Set problem:
No images are to be carried over; print all other material exactly as it stands.

[Chart and figure data]
··········

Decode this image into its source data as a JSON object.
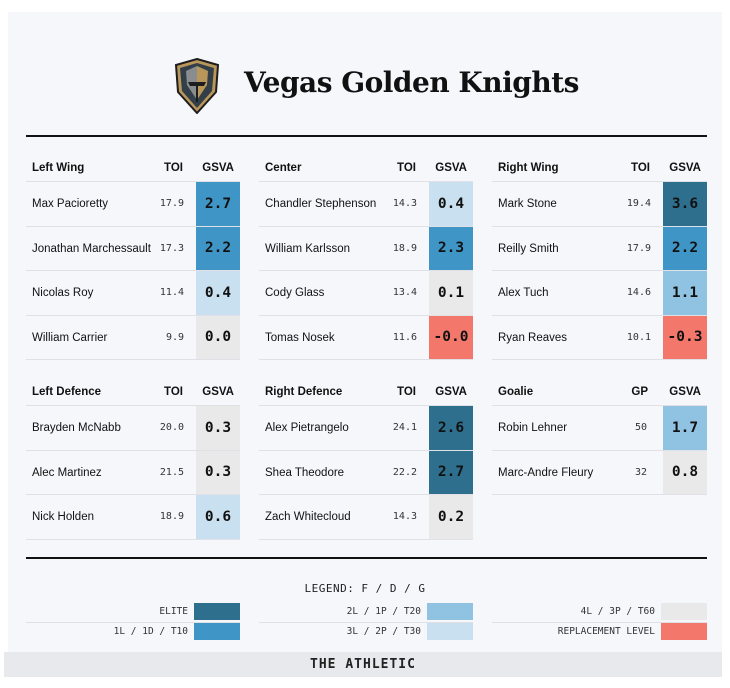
{
  "team": "Vegas Golden Knights",
  "colors": {
    "elite": "#2e6f8e",
    "tier1": "#3f96c6",
    "tier2": "#90c2e2",
    "tier3": "#c8e0ef",
    "tier4": "#e9e9e9",
    "replacement": "#f4776c"
  },
  "groups": [
    {
      "position": "Left Wing",
      "stat_label": "TOI",
      "gsva_label": "GSVA",
      "players": [
        {
          "name": "Max Pacioretty",
          "stat": "17.9",
          "gsva": "2.7",
          "tier": "tier1"
        },
        {
          "name": "Jonathan Marchessault",
          "stat": "17.3",
          "gsva": "2.2",
          "tier": "tier1"
        },
        {
          "name": "Nicolas Roy",
          "stat": "11.4",
          "gsva": "0.4",
          "tier": "tier3"
        },
        {
          "name": "William Carrier",
          "stat": "9.9",
          "gsva": "0.0",
          "tier": "tier4"
        }
      ]
    },
    {
      "position": "Center",
      "stat_label": "TOI",
      "gsva_label": "GSVA",
      "players": [
        {
          "name": "Chandler Stephenson",
          "stat": "14.3",
          "gsva": "0.4",
          "tier": "tier3"
        },
        {
          "name": "William Karlsson",
          "stat": "18.9",
          "gsva": "2.3",
          "tier": "tier1"
        },
        {
          "name": "Cody Glass",
          "stat": "13.4",
          "gsva": "0.1",
          "tier": "tier4"
        },
        {
          "name": "Tomas Nosek",
          "stat": "11.6",
          "gsva": "-0.0",
          "tier": "replacement"
        }
      ]
    },
    {
      "position": "Right Wing",
      "stat_label": "TOI",
      "gsva_label": "GSVA",
      "players": [
        {
          "name": "Mark Stone",
          "stat": "19.4",
          "gsva": "3.6",
          "tier": "elite"
        },
        {
          "name": "Reilly Smith",
          "stat": "17.9",
          "gsva": "2.2",
          "tier": "tier1"
        },
        {
          "name": "Alex Tuch",
          "stat": "14.6",
          "gsva": "1.1",
          "tier": "tier2"
        },
        {
          "name": "Ryan Reaves",
          "stat": "10.1",
          "gsva": "-0.3",
          "tier": "replacement"
        }
      ]
    },
    {
      "position": "Left Defence",
      "stat_label": "TOI",
      "gsva_label": "GSVA",
      "players": [
        {
          "name": "Brayden McNabb",
          "stat": "20.0",
          "gsva": "0.3",
          "tier": "tier4"
        },
        {
          "name": "Alec Martinez",
          "stat": "21.5",
          "gsva": "0.3",
          "tier": "tier4"
        },
        {
          "name": "Nick Holden",
          "stat": "18.9",
          "gsva": "0.6",
          "tier": "tier3"
        }
      ]
    },
    {
      "position": "Right Defence",
      "stat_label": "TOI",
      "gsva_label": "GSVA",
      "players": [
        {
          "name": "Alex Pietrangelo",
          "stat": "24.1",
          "gsva": "2.6",
          "tier": "elite"
        },
        {
          "name": "Shea Theodore",
          "stat": "22.2",
          "gsva": "2.7",
          "tier": "elite"
        },
        {
          "name": "Zach Whitecloud",
          "stat": "14.3",
          "gsva": "0.2",
          "tier": "tier4"
        }
      ]
    },
    {
      "position": "Goalie",
      "stat_label": "GP",
      "gsva_label": "GSVA",
      "players": [
        {
          "name": "Robin Lehner",
          "stat": "50",
          "gsva": "1.7",
          "tier": "tier2"
        },
        {
          "name": "Marc-Andre Fleury",
          "stat": "32",
          "gsva": "0.8",
          "tier": "tier4"
        }
      ]
    }
  ],
  "legend": {
    "title": "LEGEND: F / D / G",
    "items": [
      {
        "label": "ELITE",
        "tier": "elite"
      },
      {
        "label": "1L / 1D / T10",
        "tier": "tier1"
      },
      {
        "label": "2L / 1P / T20",
        "tier": "tier2"
      },
      {
        "label": "3L / 2P / T30",
        "tier": "tier3"
      },
      {
        "label": "4L / 3P / T60",
        "tier": "tier4"
      },
      {
        "label": "REPLACEMENT LEVEL",
        "tier": "replacement"
      }
    ]
  },
  "footer": {
    "brand": "THE ATHLETIC"
  }
}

··········

Expected output:
Decode this image into its source data as a JSON object.
{
  "team": "Vegas Golden Knights",
  "colors": {
    "elite": "#2e6f8e",
    "tier1": "#3f96c6",
    "tier2": "#90c2e2",
    "tier3": "#c8e0ef",
    "tier4": "#e9e9e9",
    "replacement": "#f4776c"
  },
  "groups": [
    {
      "position": "Left Wing",
      "stat_label": "TOI",
      "gsva_label": "GSVA",
      "players": [
        {
          "name": "Max Pacioretty",
          "stat": "17.9",
          "gsva": "2.7",
          "tier": "tier1"
        },
        {
          "name": "Jonathan Marchessault",
          "stat": "17.3",
          "gsva": "2.2",
          "tier": "tier1"
        },
        {
          "name": "Nicolas Roy",
          "stat": "11.4",
          "gsva": "0.4",
          "tier": "tier3"
        },
        {
          "name": "William Carrier",
          "stat": "9.9",
          "gsva": "0.0",
          "tier": "tier4"
        }
      ]
    },
    {
      "position": "Center",
      "stat_label": "TOI",
      "gsva_label": "GSVA",
      "players": [
        {
          "name": "Chandler Stephenson",
          "stat": "14.3",
          "gsva": "0.4",
          "tier": "tier3"
        },
        {
          "name": "William Karlsson",
          "stat": "18.9",
          "gsva": "2.3",
          "tier": "tier1"
        },
        {
          "name": "Cody Glass",
          "stat": "13.4",
          "gsva": "0.1",
          "tier": "tier4"
        },
        {
          "name": "Tomas Nosek",
          "stat": "11.6",
          "gsva": "-0.0",
          "tier": "replacement"
        }
      ]
    },
    {
      "position": "Right Wing",
      "stat_label": "TOI",
      "gsva_label": "GSVA",
      "players": [
        {
          "name": "Mark Stone",
          "stat": "19.4",
          "gsva": "3.6",
          "tier": "elite"
        },
        {
          "name": "Reilly Smith",
          "stat": "17.9",
          "gsva": "2.2",
          "tier": "tier1"
        },
        {
          "name": "Alex Tuch",
          "stat": "14.6",
          "gsva": "1.1",
          "tier": "tier2"
        },
        {
          "name": "Ryan Reaves",
          "stat": "10.1",
          "gsva": "-0.3",
          "tier": "replacement"
        }
      ]
    },
    {
      "position": "Left Defence",
      "stat_label": "TOI",
      "gsva_label": "GSVA",
      "players": [
        {
          "name": "Brayden McNabb",
          "stat": "20.0",
          "gsva": "0.3",
          "tier": "tier4"
        },
        {
          "name": "Alec Martinez",
          "stat": "21.5",
          "gsva": "0.3",
          "tier": "tier4"
        },
        {
          "name": "Nick Holden",
          "stat": "18.9",
          "gsva": "0.6",
          "tier": "tier3"
        }
      ]
    },
    {
      "position": "Right Defence",
      "stat_label": "TOI",
      "gsva_label": "GSVA",
      "players": [
        {
          "name": "Alex Pietrangelo",
          "stat": "24.1",
          "gsva": "2.6",
          "tier": "elite"
        },
        {
          "name": "Shea Theodore",
          "stat": "22.2",
          "gsva": "2.7",
          "tier": "elite"
        },
        {
          "name": "Zach Whitecloud",
          "stat": "14.3",
          "gsva": "0.2",
          "tier": "tier4"
        }
      ]
    },
    {
      "position": "Goalie",
      "stat_label": "GP",
      "gsva_label": "GSVA",
      "players": [
        {
          "name": "Robin Lehner",
          "stat": "50",
          "gsva": "1.7",
          "tier": "tier2"
        },
        {
          "name": "Marc-Andre Fleury",
          "stat": "32",
          "gsva": "0.8",
          "tier": "tier4"
        }
      ]
    }
  ],
  "legend": {
    "title": "LEGEND: F / D / G",
    "items": [
      {
        "label": "ELITE",
        "tier": "elite"
      },
      {
        "label": "1L / 1D / T10",
        "tier": "tier1"
      },
      {
        "label": "2L / 1P / T20",
        "tier": "tier2"
      },
      {
        "label": "3L / 2P / T30",
        "tier": "tier3"
      },
      {
        "label": "4L / 3P / T60",
        "tier": "tier4"
      },
      {
        "label": "REPLACEMENT LEVEL",
        "tier": "replacement"
      }
    ]
  },
  "footer": {
    "brand": "THE ATHLETIC"
  }
}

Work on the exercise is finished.